### AIM OF THE TASK
Skip the images and copy each record exactly as written.

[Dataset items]
_ _ _

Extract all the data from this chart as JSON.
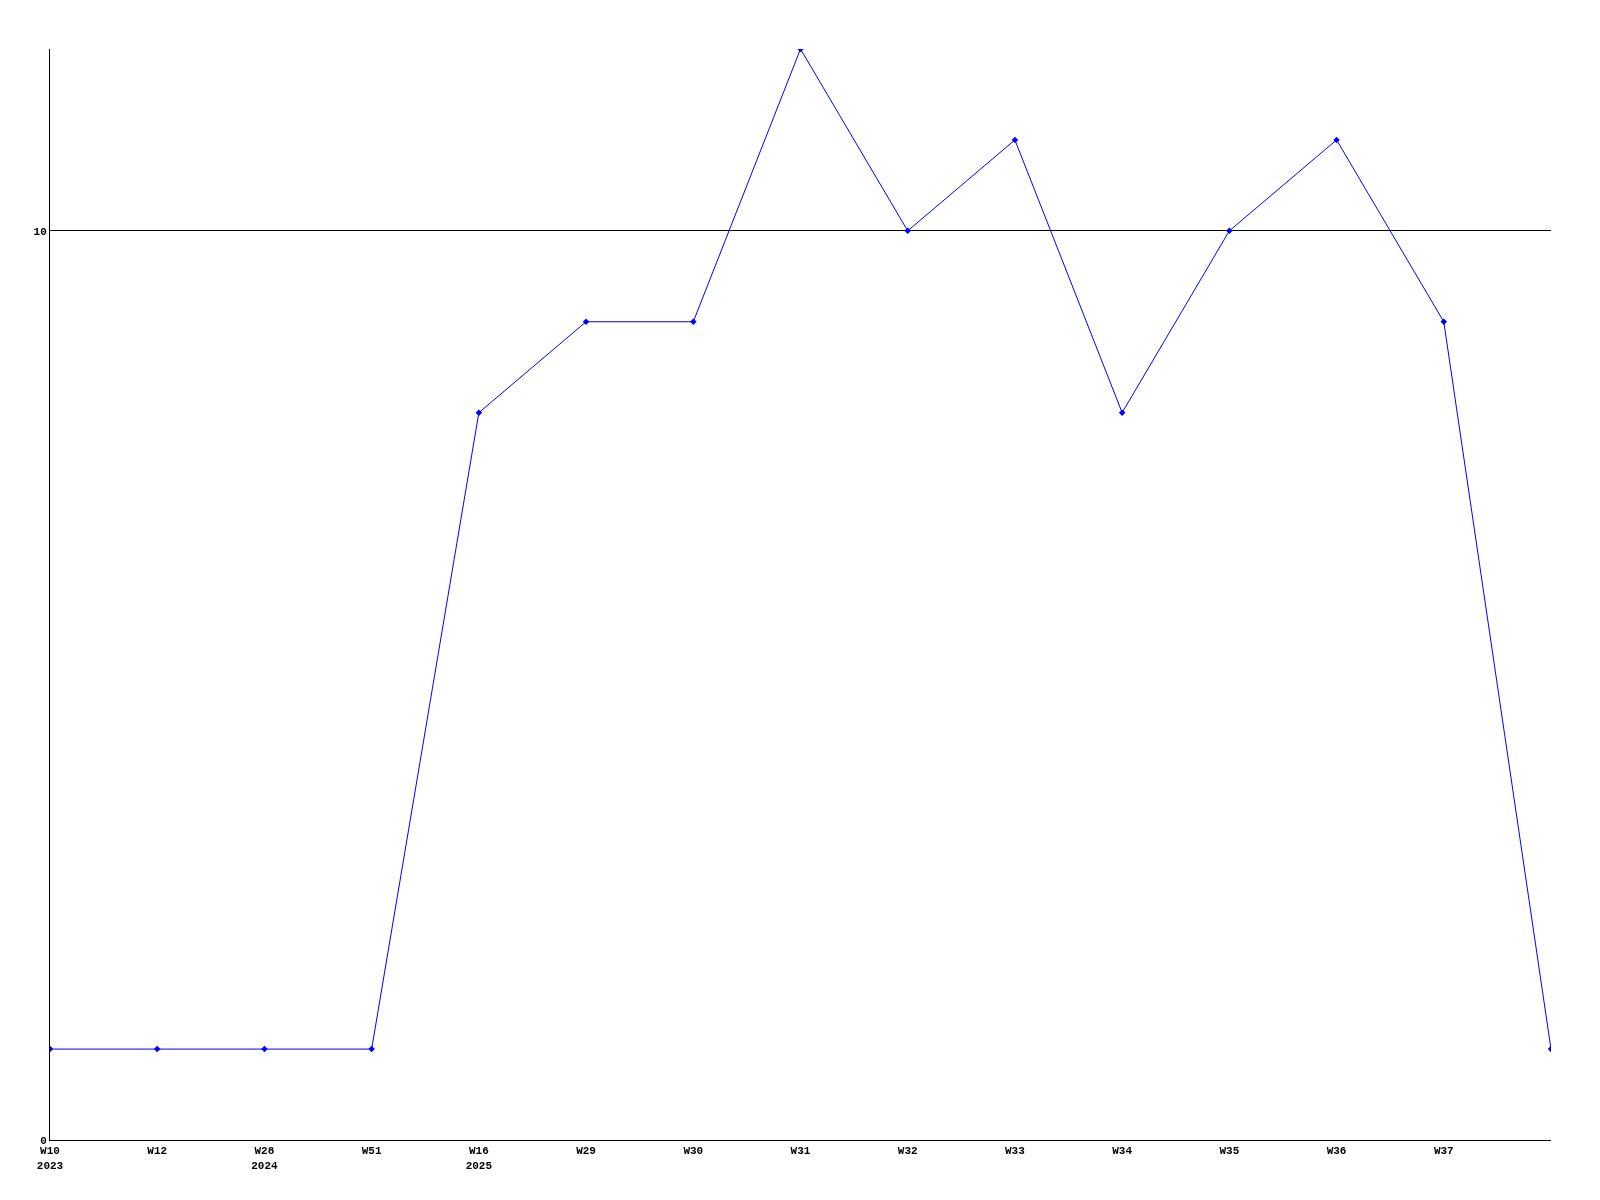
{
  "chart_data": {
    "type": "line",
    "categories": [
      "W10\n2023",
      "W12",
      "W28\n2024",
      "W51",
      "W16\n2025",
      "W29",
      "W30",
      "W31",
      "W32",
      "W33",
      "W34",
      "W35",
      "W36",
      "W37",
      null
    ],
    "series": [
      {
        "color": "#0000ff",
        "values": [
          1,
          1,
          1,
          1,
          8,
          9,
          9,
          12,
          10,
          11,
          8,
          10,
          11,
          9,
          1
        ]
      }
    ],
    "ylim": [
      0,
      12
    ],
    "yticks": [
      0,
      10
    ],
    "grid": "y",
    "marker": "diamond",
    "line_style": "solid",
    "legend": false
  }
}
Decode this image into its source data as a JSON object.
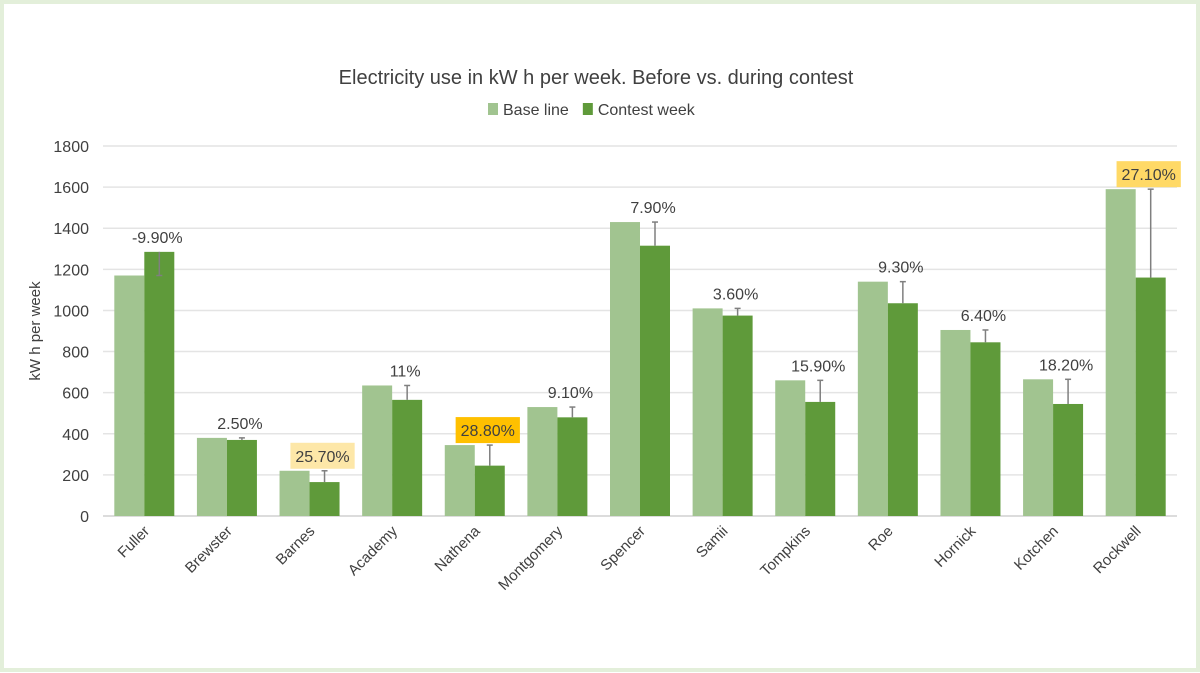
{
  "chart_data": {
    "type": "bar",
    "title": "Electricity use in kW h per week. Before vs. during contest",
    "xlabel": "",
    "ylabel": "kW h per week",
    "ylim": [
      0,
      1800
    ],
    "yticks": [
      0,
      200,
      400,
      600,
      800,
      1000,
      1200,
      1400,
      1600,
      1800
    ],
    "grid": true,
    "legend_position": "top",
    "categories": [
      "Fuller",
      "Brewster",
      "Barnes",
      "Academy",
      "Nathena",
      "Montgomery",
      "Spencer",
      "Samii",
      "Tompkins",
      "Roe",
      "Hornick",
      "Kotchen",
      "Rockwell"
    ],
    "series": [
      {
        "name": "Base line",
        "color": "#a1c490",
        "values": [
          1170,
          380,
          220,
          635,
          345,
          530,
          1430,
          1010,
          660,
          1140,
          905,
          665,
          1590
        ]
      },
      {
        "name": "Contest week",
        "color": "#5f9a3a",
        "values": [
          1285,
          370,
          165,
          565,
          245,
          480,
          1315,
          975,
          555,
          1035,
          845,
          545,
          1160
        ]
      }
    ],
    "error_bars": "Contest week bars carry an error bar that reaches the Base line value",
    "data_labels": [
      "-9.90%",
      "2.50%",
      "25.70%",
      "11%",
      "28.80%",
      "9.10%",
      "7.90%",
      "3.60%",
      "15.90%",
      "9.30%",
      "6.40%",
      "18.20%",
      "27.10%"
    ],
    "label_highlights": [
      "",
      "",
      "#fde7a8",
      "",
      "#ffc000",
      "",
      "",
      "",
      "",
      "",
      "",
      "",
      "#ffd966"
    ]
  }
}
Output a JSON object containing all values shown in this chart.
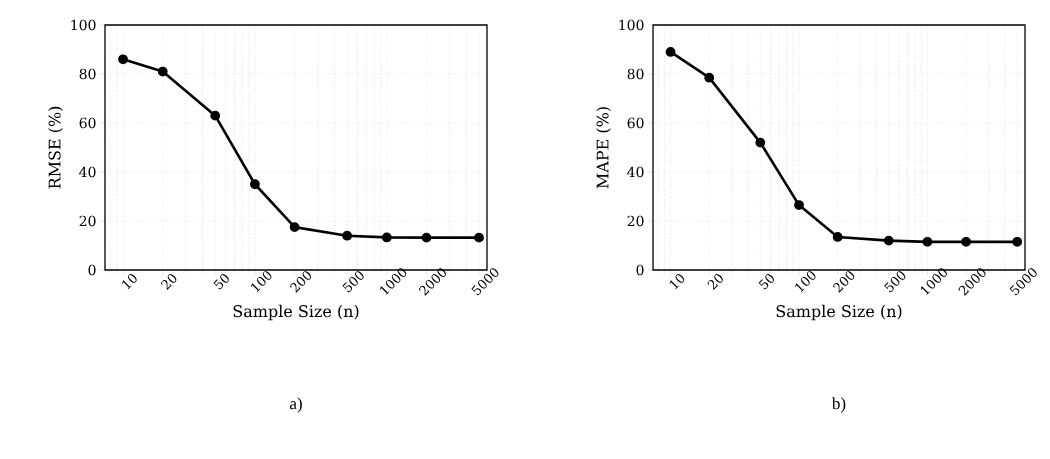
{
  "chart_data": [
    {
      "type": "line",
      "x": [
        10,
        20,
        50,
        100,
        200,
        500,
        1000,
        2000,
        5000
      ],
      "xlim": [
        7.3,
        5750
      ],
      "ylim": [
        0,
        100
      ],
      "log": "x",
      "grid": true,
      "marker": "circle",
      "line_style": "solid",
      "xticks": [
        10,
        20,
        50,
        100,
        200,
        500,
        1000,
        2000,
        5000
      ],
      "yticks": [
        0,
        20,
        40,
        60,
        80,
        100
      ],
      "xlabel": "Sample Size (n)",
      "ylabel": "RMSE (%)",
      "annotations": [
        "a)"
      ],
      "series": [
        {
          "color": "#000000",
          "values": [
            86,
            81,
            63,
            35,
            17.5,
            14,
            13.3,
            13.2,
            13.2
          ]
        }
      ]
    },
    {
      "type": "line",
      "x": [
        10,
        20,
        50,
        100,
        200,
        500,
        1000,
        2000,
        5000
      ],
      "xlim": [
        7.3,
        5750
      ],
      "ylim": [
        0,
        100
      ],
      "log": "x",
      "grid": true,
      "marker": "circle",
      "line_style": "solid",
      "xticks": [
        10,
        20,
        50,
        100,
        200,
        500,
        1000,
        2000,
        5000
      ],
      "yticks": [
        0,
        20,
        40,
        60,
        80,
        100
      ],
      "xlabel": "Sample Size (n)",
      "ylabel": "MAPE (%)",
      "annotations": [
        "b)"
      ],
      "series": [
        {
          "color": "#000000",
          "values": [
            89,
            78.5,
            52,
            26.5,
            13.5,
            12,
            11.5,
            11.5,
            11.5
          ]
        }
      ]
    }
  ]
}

_ _ _

### SOLVED PROBLEM
Extract all the data from this chart as JSON.
{
  "chart_data": {
    "type": "line",
    "categories": [
      "W10\n2023",
      "W12",
      "W28\n2024",
      "W51",
      "W16\n2025",
      "W29",
      "W30",
      "W31",
      "W32",
      "W33",
      "W34",
      "W35",
      "W36",
      "W37",
      null
    ],
    "series": [
      {
        "color": "#0000ff",
        "values": [
          1,
          1,
          1,
          1,
          8,
          9,
          9,
          12,
          10,
          11,
          8,
          10,
          11,
          9,
          1
        ]
      }
    ],
    "ylim": [
      0,
      12
    ],
    "yticks": [
      0,
      10
    ],
    "grid": "y",
    "marker": "diamond",
    "line_style": "solid",
    "legend": false
  }
}
Decode this image into its source data as a JSON object.
{
  "chart_data": {
    "type": "bar",
    "title": "Electricity use in kW h per week. Before vs. during contest",
    "xlabel": "",
    "ylabel": "kW h per week",
    "ylim": [
      0,
      1800
    ],
    "yticks": [
      0,
      200,
      400,
      600,
      800,
      1000,
      1200,
      1400,
      1600,
      1800
    ],
    "grid": true,
    "legend_position": "top",
    "categories": [
      "Fuller",
      "Brewster",
      "Barnes",
      "Academy",
      "Nathena",
      "Montgomery",
      "Spencer",
      "Samii",
      "Tompkins",
      "Roe",
      "Hornick",
      "Kotchen",
      "Rockwell"
    ],
    "series": [
      {
        "name": "Base line",
        "color": "#a1c490",
        "values": [
          1170,
          380,
          220,
          635,
          345,
          530,
          1430,
          1010,
          660,
          1140,
          905,
          665,
          1590
        ]
      },
      {
        "name": "Contest week",
        "color": "#5f9a3a",
        "values": [
          1285,
          370,
          165,
          565,
          245,
          480,
          1315,
          975,
          555,
          1035,
          845,
          545,
          1160
        ]
      }
    ],
    "error_bars": "Contest week bars carry an error bar that reaches the Base line value",
    "data_labels": [
      "-9.90%",
      "2.50%",
      "25.70%",
      "11%",
      "28.80%",
      "9.10%",
      "7.90%",
      "3.60%",
      "15.90%",
      "9.30%",
      "6.40%",
      "18.20%",
      "27.10%"
    ],
    "label_highlights": [
      "",
      "",
      "#fde7a8",
      "",
      "#ffc000",
      "",
      "",
      "",
      "",
      "",
      "",
      "",
      "#ffd966"
    ]
  }
}
Output a JSON object containing all values shown in this chart.
{
  "chart_data": [
    {
      "type": "line",
      "x": [
        10,
        20,
        50,
        100,
        200,
        500,
        1000,
        2000,
        5000
      ],
      "xlim": [
        7.3,
        5750
      ],
      "ylim": [
        0,
        100
      ],
      "log": "x",
      "grid": true,
      "marker": "circle",
      "line_style": "solid",
      "xticks": [
        10,
        20,
        50,
        100,
        200,
        500,
        1000,
        2000,
        5000
      ],
      "yticks": [
        0,
        20,
        40,
        60,
        80,
        100
      ],
      "xlabel": "Sample Size (n)",
      "ylabel": "RMSE (%)",
      "annotations": [
        "a)"
      ],
      "series": [
        {
          "color": "#000000",
          "values": [
            86,
            81,
            63,
            35,
            17.5,
            14,
            13.3,
            13.2,
            13.2
          ]
        }
      ]
    },
    {
      "type": "line",
      "x": [
        10,
        20,
        50,
        100,
        200,
        500,
        1000,
        2000,
        5000
      ],
      "xlim": [
        7.3,
        5750
      ],
      "ylim": [
        0,
        100
      ],
      "log": "x",
      "grid": true,
      "marker": "circle",
      "line_style": "solid",
      "xticks": [
        10,
        20,
        50,
        100,
        200,
        500,
        1000,
        2000,
        5000
      ],
      "yticks": [
        0,
        20,
        40,
        60,
        80,
        100
      ],
      "xlabel": "Sample Size (n)",
      "ylabel": "MAPE (%)",
      "annotations": [
        "b)"
      ],
      "series": [
        {
          "color": "#000000",
          "values": [
            89,
            78.5,
            52,
            26.5,
            13.5,
            12,
            11.5,
            11.5,
            11.5
          ]
        }
      ]
    }
  ]
}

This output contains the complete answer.